┌─ Dataset records

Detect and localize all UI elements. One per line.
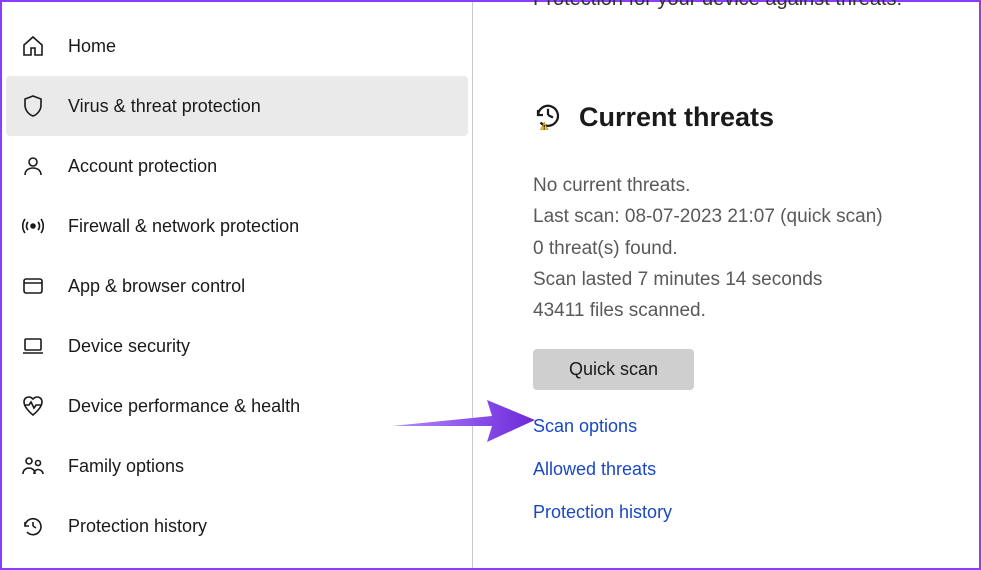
sidebar-item-family[interactable]: Family options — [2, 436, 472, 496]
protection-history-link[interactable]: Protection history — [533, 502, 672, 523]
status-scan-duration: Scan lasted 7 minutes 14 seconds — [533, 264, 979, 295]
sidebar-item-app-browser[interactable]: App & browser control — [2, 256, 472, 316]
laptop-icon — [20, 333, 46, 359]
current-threats-section: Current threats No current threats. Last… — [533, 80, 979, 523]
threat-history-warning-icon — [533, 100, 563, 135]
status-threats-found: 0 threat(s) found. — [533, 233, 979, 264]
family-icon — [20, 453, 46, 479]
sidebar-item-device-security[interactable]: Device security — [2, 316, 472, 376]
page-subtitle-clipped: Protection for your device against threa… — [533, 0, 902, 11]
allowed-threats-link[interactable]: Allowed threats — [533, 459, 656, 480]
status-files-scanned: 43411 files scanned. — [533, 295, 979, 326]
main-panel: Protection for your device against threa… — [473, 2, 979, 568]
home-icon — [20, 33, 46, 59]
section-title: Current threats — [579, 102, 774, 133]
sidebar: Home Virus & threat protection Account p… — [2, 2, 473, 568]
sidebar-item-protection-history[interactable]: Protection history — [2, 496, 472, 556]
person-icon — [20, 153, 46, 179]
sidebar-item-label: Device security — [68, 336, 190, 357]
antenna-icon — [20, 213, 46, 239]
sidebar-item-label: Account protection — [68, 156, 217, 177]
sidebar-item-account-protection[interactable]: Account protection — [2, 136, 472, 196]
status-last-scan: Last scan: 08-07-2023 21:07 (quick scan) — [533, 201, 979, 232]
sidebar-item-label: App & browser control — [68, 276, 245, 297]
shield-icon — [20, 93, 46, 119]
status-no-threats: No current threats. — [533, 170, 979, 201]
sidebar-item-firewall[interactable]: Firewall & network protection — [2, 196, 472, 256]
sidebar-item-label: Device performance & health — [68, 396, 300, 417]
sidebar-item-home[interactable]: Home — [2, 16, 472, 76]
window-icon — [20, 273, 46, 299]
history-icon — [20, 513, 46, 539]
sidebar-item-virus-threat[interactable]: Virus & threat protection — [6, 76, 468, 136]
quick-scan-button[interactable]: Quick scan — [533, 349, 694, 390]
section-header: Current threats — [533, 80, 979, 156]
heart-pulse-icon — [20, 393, 46, 419]
sidebar-item-label: Virus & threat protection — [68, 96, 261, 117]
sidebar-item-performance[interactable]: Device performance & health — [2, 376, 472, 436]
sidebar-item-label: Protection history — [68, 516, 207, 537]
scan-options-link[interactable]: Scan options — [533, 416, 637, 437]
sidebar-item-label: Family options — [68, 456, 184, 477]
window-frame: Home Virus & threat protection Account p… — [0, 0, 981, 570]
sidebar-item-label: Home — [68, 36, 116, 57]
sidebar-item-label: Firewall & network protection — [68, 216, 299, 237]
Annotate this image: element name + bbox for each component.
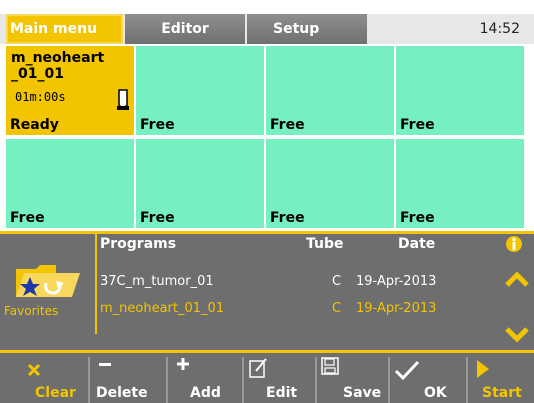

└─

§ Your task
Retype every entry above exactly and, please, skip the pictures.

§ Expected answer
Detect and localize all UI elements. One per line.
sidebar-item-family[interactable]: Family options — [2, 436, 472, 496]
protection-history-link[interactable]: Protection history — [533, 502, 672, 523]
status-scan-duration: Scan lasted 7 minutes 14 seconds — [533, 264, 979, 295]
sidebar-item-app-browser[interactable]: App & browser control — [2, 256, 472, 316]
laptop-icon — [20, 333, 46, 359]
current-threats-section: Current threats No current threats. Last… — [533, 80, 979, 523]
threat-history-warning-icon — [533, 100, 563, 135]
status-threats-found: 0 threat(s) found. — [533, 233, 979, 264]
family-icon — [20, 453, 46, 479]
sidebar-item-device-security[interactable]: Device security — [2, 316, 472, 376]
page-subtitle-clipped: Protection for your device against threa… — [533, 0, 902, 11]
allowed-threats-link[interactable]: Allowed threats — [533, 459, 656, 480]
status-files-scanned: 43411 files scanned. — [533, 295, 979, 326]
main-panel: Protection for your device against threa… — [473, 2, 979, 568]
home-icon — [20, 33, 46, 59]
section-title: Current threats — [579, 102, 774, 133]
sidebar: Home Virus & threat protection Account p… — [2, 2, 473, 568]
sidebar-item-protection-history[interactable]: Protection history — [2, 496, 472, 556]
person-icon — [20, 153, 46, 179]
sidebar-item-label: Device security — [68, 336, 190, 357]
antenna-icon — [20, 213, 46, 239]
sidebar-item-label: Account protection — [68, 156, 217, 177]
sidebar-item-account-protection[interactable]: Account protection — [2, 136, 472, 196]
status-last-scan: Last scan: 08-07-2023 21:07 (quick scan) — [533, 201, 979, 232]
sidebar-item-label: App & browser control — [68, 276, 245, 297]
shield-icon — [20, 93, 46, 119]
status-no-threats: No current threats. — [533, 170, 979, 201]
sidebar-item-firewall[interactable]: Firewall & network protection — [2, 196, 472, 256]
sidebar-item-label: Device performance & health — [68, 396, 300, 417]
sidebar-item-home[interactable]: Home — [2, 16, 472, 76]
window-icon — [20, 273, 46, 299]
history-icon — [20, 513, 46, 539]
sidebar-item-virus-threat[interactable]: Virus & threat protection — [6, 76, 468, 136]
quick-scan-button[interactable]: Quick scan — [533, 349, 694, 390]
section-header: Current threats — [533, 80, 979, 156]
heart-pulse-icon — [20, 393, 46, 419]
sidebar-item-label: Virus & threat protection — [68, 96, 261, 117]
sidebar-item-performance[interactable]: Device performance & health — [2, 376, 472, 436]
sidebar-item-label: Protection history — [68, 516, 207, 537]
scan-options-link[interactable]: Scan options — [533, 416, 637, 437]
sidebar-item-label: Family options — [68, 456, 184, 477]
window-frame: Home Virus & threat protection Account p… — [0, 0, 981, 570]
sidebar-item-label: Home — [68, 36, 116, 57]
sidebar-item-label: Firewall & network protection — [68, 216, 299, 237]
Annotate this image: element name + bbox for each component.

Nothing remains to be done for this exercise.